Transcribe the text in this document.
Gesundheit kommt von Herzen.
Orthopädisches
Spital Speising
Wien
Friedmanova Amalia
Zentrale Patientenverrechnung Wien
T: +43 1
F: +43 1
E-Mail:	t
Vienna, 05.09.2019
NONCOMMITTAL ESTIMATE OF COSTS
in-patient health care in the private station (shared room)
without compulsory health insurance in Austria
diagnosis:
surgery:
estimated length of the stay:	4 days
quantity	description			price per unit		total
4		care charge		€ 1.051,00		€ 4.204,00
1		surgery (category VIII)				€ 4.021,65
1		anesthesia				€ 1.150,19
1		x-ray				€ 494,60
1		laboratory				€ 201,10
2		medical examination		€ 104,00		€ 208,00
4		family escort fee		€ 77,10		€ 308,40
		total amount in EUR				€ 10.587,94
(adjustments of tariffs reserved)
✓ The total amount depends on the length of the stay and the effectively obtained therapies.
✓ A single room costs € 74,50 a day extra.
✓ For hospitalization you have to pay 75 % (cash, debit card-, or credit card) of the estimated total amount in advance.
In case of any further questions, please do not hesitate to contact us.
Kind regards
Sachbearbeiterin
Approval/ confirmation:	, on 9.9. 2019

### WRITTEN EXERCISE
Each entry is to be returned in full, character for character.

### SOLUTION TO THIS PROBLEM
Transcribe the text in this document.
Gesundheit kommt von Herzen.
Orthopädisches
Spital Speising
Wien
Friedmanova Amalia
Zentrale Patientenverrechnung Wien
T: +43 1
F: +43 1
E-Mail:	t
Vienna, 05.09.2019
NONCOMMITTAL ESTIMATE OF COSTS
in-patient health care in the private station (shared room)
without compulsory health insurance in Austria
diagnosis:
surgery:
estimated length of the stay:	4 days
quantity	description			price per unit		total
4		care charge		€ 1.051,00		€ 4.204,00
1		surgery (category VIII)				€ 4.021,65
1		anesthesia				€ 1.150,19
1		x-ray				€ 494,60
1		laboratory				€ 201,10
2		medical examination		€ 104,00		€ 208,00
4		family escort fee		€ 77,10		€ 308,40
		total amount in EUR				€ 10.587,94
(adjustments of tariffs reserved)
✓ The total amount depends on the length of the stay and the effectively obtained therapies.
✓ A single room costs € 74,50 a day extra.
✓ For hospitalization you have to pay 75 % (cash, debit card-, or credit card) of the estimated total amount in advance.
In case of any further questions, please do not hesitate to contact us.
Kind regards
Sachbearbeiterin
Approval/ confirmation:	, on 9.9. 2019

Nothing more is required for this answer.